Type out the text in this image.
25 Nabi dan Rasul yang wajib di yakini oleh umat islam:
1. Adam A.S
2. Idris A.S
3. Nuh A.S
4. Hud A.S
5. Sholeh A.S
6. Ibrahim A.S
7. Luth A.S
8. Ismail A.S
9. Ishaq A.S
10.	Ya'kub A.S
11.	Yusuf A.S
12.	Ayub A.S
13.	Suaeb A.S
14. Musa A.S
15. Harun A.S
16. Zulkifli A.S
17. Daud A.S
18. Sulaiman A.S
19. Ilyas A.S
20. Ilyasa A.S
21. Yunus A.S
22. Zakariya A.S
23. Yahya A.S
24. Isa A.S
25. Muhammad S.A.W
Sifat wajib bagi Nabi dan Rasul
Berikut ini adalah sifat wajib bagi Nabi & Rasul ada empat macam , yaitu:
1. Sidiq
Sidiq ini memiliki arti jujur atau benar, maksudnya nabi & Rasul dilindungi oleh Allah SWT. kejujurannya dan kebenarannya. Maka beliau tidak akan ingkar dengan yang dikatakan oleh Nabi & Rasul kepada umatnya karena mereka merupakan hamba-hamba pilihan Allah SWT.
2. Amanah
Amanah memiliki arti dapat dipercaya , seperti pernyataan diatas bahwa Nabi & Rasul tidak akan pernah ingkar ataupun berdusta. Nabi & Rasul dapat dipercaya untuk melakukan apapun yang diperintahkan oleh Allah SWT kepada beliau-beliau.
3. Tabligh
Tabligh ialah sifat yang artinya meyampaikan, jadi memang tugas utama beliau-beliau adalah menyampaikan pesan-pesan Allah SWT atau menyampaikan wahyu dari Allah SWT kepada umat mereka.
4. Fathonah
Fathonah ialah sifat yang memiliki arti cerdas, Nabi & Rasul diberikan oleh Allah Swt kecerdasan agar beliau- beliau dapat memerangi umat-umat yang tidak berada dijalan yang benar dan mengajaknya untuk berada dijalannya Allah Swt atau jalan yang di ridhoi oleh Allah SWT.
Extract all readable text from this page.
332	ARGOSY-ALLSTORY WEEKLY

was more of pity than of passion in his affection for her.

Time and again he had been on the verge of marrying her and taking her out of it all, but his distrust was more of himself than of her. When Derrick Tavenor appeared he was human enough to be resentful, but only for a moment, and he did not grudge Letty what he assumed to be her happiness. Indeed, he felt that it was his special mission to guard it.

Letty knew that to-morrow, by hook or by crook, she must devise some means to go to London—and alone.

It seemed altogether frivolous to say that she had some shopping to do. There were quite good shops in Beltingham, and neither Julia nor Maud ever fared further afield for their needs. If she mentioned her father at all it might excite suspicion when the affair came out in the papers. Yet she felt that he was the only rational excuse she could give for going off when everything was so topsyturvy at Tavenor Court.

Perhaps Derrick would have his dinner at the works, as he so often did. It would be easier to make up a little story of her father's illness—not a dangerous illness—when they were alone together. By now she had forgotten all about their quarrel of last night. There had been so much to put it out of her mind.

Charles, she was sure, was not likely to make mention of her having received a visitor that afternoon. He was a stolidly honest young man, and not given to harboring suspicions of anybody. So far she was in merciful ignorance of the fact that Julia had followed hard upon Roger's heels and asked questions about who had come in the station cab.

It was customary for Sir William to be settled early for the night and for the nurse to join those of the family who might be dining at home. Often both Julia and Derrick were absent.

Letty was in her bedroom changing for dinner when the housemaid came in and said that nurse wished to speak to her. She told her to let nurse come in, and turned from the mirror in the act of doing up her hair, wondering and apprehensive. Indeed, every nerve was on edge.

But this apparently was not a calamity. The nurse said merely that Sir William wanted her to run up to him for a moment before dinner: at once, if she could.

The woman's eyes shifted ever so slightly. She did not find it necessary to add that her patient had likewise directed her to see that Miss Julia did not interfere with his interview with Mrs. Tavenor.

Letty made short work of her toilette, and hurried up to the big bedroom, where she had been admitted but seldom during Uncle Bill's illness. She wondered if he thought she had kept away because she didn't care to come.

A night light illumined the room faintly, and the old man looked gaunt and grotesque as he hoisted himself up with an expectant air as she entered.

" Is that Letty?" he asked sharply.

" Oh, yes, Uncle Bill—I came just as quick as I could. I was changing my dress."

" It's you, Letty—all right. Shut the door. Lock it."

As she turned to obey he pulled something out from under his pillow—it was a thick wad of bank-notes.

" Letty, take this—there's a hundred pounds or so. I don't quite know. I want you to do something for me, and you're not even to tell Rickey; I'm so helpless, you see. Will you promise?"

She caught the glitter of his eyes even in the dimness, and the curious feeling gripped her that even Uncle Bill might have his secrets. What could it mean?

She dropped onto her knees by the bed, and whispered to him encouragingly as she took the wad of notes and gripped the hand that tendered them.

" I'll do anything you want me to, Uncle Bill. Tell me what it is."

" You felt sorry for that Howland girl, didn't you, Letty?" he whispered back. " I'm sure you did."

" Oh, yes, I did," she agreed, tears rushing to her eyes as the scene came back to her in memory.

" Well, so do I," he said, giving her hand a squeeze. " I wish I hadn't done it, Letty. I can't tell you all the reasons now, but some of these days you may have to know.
______________________________
EXERCISE INSTRUCTIONS → Count each line of the entries that holds the word "bagi", then state the total and nothing more.

THE COMPLETED TASK → 2